=== RECORD LIST ===

BEGIN

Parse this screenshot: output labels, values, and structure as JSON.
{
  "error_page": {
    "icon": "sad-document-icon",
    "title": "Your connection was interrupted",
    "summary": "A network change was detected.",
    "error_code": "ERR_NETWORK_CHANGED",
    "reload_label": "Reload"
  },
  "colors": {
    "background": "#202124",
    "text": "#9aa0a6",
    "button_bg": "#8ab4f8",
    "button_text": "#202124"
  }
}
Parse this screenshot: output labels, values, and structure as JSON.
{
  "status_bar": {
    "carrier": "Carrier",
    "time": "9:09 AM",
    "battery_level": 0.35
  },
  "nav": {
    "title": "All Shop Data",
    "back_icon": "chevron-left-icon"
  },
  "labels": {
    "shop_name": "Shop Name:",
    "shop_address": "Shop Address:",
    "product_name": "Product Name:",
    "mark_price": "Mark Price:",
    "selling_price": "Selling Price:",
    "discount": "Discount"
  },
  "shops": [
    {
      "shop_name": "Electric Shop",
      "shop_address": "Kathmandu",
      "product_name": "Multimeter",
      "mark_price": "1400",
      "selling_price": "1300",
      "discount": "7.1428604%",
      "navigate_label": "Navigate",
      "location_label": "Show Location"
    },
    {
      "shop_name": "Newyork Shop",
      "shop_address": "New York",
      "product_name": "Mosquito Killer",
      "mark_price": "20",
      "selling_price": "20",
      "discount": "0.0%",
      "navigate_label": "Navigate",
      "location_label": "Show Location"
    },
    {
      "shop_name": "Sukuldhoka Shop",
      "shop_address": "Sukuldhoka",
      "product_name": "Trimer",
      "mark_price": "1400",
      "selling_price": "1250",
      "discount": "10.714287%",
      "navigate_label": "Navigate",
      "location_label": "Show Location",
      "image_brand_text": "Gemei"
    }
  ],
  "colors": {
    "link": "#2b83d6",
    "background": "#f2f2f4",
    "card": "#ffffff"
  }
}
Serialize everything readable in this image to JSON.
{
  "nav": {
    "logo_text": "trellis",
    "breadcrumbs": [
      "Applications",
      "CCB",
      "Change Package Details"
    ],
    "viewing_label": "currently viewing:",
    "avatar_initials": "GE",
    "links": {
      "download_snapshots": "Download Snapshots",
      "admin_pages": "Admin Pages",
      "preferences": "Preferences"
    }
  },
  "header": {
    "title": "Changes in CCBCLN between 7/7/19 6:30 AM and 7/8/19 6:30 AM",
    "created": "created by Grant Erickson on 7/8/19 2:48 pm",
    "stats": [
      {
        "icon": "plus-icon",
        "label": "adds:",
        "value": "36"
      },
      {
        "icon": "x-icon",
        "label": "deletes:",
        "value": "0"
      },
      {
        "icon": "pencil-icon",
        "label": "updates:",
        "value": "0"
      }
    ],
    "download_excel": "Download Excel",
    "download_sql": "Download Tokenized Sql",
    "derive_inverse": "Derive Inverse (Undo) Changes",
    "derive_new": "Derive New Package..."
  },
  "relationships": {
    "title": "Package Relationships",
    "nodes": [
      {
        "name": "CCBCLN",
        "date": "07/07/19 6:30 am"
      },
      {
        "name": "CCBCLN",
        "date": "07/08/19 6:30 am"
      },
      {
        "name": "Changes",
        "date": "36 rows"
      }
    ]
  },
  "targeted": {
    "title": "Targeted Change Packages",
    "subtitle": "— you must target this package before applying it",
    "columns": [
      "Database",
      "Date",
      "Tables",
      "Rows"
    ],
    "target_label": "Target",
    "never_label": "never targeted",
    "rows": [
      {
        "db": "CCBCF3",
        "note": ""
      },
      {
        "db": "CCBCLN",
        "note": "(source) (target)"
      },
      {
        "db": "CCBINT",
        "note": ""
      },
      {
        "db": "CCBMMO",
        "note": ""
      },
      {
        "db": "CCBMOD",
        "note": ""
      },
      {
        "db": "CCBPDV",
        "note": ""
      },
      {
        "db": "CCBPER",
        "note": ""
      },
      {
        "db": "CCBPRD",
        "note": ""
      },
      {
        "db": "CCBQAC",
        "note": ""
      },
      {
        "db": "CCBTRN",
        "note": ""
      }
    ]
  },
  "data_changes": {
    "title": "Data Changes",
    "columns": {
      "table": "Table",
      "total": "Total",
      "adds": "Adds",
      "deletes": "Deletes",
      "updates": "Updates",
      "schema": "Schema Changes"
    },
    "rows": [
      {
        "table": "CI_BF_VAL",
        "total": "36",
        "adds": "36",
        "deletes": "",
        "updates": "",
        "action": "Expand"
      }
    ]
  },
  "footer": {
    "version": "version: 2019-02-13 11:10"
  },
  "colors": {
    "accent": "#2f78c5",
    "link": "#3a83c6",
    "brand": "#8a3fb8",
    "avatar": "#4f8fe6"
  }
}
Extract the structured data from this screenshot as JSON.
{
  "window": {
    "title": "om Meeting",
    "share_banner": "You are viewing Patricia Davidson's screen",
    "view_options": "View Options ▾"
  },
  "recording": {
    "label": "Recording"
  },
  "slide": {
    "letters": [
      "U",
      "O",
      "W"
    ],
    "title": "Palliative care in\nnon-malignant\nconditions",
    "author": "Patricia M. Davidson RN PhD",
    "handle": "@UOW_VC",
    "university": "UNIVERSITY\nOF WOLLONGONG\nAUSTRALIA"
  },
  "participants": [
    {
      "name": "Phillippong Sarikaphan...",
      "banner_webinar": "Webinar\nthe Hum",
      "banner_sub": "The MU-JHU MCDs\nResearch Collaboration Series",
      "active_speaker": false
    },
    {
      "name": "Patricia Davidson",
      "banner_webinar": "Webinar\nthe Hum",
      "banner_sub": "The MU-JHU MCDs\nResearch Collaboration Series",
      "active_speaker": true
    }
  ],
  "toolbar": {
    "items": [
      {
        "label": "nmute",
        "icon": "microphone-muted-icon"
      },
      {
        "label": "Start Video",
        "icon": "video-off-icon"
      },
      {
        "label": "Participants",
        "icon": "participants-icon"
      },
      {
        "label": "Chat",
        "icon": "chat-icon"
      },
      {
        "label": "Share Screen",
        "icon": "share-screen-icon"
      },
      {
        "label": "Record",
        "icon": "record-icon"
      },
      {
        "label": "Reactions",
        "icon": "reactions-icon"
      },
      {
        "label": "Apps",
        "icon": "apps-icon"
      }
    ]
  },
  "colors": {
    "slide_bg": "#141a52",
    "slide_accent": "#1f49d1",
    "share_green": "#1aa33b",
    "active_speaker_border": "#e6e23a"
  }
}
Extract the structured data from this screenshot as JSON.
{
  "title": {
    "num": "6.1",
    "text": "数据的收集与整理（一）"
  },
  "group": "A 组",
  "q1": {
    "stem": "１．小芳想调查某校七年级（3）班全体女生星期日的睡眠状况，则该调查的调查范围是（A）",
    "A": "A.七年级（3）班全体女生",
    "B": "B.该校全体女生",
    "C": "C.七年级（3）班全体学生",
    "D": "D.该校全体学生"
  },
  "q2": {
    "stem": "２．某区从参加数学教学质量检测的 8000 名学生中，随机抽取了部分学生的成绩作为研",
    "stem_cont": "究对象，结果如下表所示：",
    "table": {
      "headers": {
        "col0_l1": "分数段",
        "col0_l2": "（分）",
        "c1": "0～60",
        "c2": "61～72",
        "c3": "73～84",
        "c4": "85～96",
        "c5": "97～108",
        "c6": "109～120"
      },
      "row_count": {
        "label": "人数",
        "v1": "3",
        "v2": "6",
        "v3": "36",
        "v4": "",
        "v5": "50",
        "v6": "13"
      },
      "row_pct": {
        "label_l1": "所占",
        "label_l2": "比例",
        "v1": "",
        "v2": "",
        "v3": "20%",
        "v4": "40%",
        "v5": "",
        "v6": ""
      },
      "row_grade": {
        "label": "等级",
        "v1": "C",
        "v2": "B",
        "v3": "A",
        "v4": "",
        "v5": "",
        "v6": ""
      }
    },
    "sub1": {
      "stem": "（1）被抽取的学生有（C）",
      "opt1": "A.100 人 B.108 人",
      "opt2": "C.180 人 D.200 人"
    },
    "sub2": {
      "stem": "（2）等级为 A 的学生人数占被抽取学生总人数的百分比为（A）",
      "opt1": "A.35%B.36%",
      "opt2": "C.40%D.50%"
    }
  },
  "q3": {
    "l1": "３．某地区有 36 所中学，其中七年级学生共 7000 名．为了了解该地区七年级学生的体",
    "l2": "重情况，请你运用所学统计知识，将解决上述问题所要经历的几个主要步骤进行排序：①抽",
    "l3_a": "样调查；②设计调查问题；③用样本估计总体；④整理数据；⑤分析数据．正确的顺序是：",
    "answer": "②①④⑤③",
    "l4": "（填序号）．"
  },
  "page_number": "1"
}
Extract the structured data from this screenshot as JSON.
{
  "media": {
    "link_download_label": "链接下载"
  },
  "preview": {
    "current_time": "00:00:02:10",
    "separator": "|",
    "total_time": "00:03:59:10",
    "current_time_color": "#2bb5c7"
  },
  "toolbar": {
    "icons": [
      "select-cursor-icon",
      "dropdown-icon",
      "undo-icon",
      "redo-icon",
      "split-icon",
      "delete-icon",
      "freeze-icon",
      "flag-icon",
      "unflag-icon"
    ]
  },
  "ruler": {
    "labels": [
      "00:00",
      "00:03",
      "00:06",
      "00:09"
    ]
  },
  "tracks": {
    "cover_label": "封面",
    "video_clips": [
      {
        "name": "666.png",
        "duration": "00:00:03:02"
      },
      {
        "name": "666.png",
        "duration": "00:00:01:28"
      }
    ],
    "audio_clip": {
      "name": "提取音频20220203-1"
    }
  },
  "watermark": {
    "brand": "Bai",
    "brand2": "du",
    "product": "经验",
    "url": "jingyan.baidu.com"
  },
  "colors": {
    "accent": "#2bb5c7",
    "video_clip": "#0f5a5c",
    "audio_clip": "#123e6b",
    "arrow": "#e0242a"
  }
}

END

=== TASK BRIEF ===
Within the data above, count the lines that contain the string "discount"; the reply is the number alone.

=== RIGHT ANSWER ===
4